** Instruction **
Answer with nothing but the number of lines that include the word "Duisburger".

** Information shown **
[start]

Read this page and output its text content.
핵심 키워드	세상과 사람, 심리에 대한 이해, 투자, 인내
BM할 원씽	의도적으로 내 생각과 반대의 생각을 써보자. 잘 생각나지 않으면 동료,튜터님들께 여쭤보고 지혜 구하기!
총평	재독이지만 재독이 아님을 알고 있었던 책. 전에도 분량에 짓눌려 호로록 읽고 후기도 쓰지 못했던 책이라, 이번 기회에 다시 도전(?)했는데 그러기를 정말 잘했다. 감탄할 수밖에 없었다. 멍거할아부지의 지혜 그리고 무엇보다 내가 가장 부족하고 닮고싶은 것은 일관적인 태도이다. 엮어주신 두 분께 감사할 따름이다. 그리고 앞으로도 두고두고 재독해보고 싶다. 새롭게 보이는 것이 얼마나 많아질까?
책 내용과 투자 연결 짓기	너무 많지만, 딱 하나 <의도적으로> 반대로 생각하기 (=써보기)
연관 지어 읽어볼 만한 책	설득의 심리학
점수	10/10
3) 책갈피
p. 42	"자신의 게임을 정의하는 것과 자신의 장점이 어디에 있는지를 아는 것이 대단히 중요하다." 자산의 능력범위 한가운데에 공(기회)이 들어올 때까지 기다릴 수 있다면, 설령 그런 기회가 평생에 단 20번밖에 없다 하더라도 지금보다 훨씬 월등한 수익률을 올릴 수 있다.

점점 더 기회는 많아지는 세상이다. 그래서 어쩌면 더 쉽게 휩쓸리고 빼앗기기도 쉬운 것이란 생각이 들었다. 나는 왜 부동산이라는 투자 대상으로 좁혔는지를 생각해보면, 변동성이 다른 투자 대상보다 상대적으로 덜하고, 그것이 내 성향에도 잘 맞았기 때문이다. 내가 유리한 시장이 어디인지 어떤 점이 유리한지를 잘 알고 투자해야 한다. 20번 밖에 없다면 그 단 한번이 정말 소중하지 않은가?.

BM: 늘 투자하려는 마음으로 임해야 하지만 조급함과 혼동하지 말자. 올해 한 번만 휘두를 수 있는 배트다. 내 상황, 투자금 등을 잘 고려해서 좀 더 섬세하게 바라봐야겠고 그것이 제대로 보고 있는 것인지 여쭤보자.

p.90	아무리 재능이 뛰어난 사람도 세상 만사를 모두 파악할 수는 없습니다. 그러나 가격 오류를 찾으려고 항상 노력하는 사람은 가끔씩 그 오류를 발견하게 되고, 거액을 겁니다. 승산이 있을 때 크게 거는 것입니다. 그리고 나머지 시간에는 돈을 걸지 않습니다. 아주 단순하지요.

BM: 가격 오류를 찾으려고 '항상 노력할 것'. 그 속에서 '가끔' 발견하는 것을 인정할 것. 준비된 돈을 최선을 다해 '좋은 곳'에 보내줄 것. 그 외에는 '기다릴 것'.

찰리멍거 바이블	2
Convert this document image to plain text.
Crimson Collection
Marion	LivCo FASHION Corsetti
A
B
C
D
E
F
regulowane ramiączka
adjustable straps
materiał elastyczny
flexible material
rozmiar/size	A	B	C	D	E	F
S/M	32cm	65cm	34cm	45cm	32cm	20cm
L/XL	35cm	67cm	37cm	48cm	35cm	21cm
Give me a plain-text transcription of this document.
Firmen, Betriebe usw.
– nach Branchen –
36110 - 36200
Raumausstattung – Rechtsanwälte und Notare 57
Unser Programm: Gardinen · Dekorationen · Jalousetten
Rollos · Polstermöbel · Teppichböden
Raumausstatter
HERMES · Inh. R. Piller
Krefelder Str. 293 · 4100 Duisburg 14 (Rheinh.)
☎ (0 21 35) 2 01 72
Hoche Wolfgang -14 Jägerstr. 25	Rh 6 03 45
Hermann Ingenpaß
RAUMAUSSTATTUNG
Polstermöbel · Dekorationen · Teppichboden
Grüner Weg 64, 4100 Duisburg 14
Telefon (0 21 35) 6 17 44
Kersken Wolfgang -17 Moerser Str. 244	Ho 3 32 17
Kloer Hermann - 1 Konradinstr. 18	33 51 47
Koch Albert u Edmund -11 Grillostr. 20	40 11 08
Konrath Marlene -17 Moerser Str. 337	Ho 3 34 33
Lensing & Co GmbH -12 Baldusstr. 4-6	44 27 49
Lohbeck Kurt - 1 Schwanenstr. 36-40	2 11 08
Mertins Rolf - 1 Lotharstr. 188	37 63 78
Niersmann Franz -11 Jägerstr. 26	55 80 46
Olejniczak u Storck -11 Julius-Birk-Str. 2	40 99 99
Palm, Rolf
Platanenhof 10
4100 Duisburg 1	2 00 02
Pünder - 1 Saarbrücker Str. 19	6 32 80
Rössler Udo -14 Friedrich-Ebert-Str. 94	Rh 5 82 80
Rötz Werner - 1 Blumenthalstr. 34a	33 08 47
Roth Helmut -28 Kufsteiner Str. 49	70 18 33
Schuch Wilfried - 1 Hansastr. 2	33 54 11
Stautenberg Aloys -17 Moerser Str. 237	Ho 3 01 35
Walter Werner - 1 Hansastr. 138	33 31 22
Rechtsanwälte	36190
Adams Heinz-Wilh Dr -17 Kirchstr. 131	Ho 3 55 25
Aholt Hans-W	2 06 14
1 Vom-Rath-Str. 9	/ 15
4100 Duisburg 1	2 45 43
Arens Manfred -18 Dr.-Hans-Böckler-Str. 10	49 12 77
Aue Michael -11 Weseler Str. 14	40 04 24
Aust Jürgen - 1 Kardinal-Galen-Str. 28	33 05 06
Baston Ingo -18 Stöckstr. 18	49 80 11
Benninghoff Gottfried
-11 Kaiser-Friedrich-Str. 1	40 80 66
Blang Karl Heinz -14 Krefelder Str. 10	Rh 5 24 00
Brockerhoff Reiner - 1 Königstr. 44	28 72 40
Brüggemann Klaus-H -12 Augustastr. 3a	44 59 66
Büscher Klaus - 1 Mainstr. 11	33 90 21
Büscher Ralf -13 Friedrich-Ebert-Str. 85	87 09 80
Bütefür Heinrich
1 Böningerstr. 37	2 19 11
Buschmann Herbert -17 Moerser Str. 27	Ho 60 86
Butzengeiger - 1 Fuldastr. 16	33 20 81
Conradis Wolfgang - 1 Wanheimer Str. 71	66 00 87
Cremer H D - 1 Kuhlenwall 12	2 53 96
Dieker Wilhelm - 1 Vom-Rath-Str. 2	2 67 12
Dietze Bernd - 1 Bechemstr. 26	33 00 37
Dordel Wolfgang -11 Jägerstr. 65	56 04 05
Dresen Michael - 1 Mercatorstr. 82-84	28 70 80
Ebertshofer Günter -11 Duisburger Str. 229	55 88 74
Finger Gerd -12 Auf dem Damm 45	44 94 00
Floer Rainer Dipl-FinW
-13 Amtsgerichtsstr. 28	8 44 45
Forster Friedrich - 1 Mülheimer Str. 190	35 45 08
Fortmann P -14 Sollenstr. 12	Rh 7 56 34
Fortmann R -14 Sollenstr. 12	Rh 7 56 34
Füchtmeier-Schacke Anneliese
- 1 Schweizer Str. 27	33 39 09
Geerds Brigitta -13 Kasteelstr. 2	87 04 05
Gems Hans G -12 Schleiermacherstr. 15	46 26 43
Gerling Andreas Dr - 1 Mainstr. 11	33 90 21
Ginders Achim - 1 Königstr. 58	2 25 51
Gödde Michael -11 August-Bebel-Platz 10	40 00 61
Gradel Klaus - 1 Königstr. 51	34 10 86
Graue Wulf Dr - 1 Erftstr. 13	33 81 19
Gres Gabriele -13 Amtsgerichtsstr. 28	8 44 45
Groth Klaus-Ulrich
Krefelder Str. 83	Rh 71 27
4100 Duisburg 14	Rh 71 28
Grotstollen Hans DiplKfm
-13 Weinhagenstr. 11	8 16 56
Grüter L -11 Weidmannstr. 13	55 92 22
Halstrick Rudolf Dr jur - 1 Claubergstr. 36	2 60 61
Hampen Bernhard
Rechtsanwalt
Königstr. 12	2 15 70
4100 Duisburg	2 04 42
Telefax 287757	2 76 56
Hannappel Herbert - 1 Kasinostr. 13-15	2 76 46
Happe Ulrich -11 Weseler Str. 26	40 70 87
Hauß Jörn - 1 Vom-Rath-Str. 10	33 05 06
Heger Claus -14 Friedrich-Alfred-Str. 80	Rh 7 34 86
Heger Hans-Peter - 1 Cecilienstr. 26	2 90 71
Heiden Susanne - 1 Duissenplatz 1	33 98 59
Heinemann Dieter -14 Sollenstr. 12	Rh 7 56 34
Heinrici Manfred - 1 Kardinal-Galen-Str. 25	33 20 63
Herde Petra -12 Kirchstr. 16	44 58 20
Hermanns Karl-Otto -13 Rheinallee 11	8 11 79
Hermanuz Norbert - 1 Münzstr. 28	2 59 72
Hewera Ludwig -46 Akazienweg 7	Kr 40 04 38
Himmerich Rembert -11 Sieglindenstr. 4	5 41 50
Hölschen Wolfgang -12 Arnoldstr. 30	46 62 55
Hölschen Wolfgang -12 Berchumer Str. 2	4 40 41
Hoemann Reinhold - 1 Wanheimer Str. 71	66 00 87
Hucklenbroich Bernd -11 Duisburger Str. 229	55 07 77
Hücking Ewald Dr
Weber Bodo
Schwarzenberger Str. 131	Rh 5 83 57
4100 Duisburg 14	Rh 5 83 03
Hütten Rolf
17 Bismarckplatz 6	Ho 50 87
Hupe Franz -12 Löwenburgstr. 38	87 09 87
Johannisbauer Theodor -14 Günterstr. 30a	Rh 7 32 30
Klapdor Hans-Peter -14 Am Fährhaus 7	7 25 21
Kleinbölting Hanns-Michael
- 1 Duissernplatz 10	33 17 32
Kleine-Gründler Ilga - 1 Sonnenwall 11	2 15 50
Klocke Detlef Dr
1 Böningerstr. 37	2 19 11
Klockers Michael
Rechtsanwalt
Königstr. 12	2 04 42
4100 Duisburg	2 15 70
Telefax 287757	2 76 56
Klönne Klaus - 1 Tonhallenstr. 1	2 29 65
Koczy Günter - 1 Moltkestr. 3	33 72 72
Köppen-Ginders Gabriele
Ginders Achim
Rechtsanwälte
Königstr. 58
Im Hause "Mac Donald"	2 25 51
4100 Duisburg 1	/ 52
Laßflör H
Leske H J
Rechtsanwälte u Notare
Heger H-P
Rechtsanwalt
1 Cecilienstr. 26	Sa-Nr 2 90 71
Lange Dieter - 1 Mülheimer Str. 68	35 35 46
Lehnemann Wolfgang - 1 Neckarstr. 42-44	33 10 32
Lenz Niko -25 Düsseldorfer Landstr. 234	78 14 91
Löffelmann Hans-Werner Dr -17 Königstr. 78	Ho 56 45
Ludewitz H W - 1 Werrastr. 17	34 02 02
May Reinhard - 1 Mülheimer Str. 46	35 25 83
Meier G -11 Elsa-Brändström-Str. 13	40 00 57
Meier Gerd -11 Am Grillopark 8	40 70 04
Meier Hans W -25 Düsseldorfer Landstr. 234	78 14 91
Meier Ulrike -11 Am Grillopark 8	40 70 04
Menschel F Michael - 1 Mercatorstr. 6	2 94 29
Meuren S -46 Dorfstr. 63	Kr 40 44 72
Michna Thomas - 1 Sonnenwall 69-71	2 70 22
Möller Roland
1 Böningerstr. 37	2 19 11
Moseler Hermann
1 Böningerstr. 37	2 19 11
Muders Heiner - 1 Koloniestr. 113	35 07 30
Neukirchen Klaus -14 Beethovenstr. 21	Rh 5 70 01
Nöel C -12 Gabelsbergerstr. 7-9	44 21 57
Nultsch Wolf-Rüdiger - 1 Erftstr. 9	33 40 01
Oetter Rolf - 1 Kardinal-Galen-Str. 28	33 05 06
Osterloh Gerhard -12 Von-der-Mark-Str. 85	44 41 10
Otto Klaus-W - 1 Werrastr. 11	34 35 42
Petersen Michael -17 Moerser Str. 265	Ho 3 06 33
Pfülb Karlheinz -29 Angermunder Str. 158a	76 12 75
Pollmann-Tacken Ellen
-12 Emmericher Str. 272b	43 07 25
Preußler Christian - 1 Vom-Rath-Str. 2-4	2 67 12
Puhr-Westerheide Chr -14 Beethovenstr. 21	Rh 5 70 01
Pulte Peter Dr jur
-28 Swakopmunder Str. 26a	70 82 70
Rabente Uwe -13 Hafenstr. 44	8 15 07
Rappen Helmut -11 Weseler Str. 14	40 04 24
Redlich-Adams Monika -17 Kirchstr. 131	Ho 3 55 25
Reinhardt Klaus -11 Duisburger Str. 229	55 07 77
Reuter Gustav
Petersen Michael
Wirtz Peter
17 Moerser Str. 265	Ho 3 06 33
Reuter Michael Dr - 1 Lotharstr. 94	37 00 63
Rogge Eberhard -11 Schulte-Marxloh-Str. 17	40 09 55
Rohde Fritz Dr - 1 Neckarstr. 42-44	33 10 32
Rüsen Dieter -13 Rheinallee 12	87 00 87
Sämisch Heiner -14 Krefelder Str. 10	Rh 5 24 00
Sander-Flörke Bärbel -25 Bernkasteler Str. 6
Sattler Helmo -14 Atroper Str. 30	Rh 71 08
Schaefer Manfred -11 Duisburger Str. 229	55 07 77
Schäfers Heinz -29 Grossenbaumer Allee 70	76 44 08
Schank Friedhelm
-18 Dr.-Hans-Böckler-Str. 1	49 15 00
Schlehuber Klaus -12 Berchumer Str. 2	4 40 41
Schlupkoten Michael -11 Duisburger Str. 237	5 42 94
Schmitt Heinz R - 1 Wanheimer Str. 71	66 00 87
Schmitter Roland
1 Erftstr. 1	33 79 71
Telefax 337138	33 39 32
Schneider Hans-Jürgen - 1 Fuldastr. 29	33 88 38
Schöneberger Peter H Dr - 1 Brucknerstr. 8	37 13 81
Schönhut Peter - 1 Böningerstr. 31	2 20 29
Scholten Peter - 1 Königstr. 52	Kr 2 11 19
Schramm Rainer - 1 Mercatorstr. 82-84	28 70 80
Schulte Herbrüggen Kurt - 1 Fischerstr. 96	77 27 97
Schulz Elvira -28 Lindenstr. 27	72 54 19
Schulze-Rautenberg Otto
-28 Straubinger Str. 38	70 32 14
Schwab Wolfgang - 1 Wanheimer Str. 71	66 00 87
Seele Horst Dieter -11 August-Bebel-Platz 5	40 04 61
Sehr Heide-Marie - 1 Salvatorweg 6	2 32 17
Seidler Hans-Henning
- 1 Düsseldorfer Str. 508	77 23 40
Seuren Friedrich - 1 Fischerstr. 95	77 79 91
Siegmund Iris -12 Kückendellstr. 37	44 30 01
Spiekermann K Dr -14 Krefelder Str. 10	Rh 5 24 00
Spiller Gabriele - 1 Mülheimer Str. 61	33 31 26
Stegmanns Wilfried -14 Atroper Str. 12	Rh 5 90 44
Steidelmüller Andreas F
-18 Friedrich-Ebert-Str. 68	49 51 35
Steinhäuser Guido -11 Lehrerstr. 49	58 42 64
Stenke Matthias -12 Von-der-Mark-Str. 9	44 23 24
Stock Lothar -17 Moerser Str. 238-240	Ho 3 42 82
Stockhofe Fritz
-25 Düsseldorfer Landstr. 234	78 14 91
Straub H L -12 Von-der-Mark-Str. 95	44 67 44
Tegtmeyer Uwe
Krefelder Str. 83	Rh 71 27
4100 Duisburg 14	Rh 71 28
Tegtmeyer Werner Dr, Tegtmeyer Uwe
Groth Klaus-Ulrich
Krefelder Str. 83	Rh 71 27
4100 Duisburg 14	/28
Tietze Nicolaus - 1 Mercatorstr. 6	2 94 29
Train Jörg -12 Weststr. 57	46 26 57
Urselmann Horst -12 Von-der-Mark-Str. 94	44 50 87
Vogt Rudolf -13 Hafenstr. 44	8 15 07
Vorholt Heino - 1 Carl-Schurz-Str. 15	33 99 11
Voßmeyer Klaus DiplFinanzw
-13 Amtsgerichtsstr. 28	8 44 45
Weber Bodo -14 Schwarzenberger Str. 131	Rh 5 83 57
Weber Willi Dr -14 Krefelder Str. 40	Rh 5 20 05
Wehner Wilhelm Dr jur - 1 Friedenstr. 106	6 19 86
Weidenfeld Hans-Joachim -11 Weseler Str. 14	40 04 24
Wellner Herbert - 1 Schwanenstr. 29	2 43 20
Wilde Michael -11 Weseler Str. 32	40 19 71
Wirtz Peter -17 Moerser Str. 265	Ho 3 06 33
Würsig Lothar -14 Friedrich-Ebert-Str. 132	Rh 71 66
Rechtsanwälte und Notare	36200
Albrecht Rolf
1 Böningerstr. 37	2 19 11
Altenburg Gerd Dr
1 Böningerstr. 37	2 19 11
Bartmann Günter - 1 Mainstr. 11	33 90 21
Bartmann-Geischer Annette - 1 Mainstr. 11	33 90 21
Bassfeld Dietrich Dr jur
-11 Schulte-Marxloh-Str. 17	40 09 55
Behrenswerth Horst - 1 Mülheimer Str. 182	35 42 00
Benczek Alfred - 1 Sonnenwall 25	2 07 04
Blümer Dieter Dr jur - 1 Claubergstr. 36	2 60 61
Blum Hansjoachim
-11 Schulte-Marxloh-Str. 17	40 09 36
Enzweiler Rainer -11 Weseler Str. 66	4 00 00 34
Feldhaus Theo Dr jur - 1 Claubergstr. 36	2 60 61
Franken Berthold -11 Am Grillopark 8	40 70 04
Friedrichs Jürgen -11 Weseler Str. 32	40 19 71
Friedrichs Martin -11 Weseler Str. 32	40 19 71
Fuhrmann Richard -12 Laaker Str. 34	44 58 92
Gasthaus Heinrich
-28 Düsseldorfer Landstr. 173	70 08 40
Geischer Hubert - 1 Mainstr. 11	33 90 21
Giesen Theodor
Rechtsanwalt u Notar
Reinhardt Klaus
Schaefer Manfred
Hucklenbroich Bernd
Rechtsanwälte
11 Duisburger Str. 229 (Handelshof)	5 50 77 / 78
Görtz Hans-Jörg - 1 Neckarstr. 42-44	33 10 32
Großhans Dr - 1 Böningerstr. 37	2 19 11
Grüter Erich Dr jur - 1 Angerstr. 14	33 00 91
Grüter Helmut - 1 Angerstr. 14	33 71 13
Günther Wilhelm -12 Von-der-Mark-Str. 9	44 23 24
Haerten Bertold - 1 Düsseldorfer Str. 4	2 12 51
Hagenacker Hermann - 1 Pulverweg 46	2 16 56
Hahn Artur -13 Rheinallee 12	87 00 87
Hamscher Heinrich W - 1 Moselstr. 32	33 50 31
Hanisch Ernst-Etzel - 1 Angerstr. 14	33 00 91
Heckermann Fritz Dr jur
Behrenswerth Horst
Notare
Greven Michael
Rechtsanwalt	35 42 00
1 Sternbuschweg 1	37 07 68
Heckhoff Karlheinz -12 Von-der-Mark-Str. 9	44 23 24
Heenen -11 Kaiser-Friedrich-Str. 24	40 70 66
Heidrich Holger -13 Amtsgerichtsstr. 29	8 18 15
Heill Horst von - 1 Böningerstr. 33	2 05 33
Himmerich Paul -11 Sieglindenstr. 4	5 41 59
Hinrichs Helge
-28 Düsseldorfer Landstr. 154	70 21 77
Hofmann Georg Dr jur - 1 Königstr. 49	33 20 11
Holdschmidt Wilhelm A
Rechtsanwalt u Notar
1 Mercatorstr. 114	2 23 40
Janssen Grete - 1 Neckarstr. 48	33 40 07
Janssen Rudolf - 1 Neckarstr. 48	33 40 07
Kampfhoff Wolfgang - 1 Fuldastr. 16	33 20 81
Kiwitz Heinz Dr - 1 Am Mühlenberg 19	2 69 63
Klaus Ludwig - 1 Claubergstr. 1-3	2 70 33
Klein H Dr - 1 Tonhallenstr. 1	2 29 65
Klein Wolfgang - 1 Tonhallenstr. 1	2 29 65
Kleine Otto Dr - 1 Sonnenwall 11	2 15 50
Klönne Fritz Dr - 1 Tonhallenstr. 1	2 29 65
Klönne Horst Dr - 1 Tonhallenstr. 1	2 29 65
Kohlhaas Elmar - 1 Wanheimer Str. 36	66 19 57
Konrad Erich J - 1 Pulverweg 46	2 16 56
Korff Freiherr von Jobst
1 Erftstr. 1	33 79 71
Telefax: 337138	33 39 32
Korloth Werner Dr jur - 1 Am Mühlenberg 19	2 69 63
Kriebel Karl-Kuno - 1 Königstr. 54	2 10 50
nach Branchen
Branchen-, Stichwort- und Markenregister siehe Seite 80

[end]

** Solution to the exercise **
6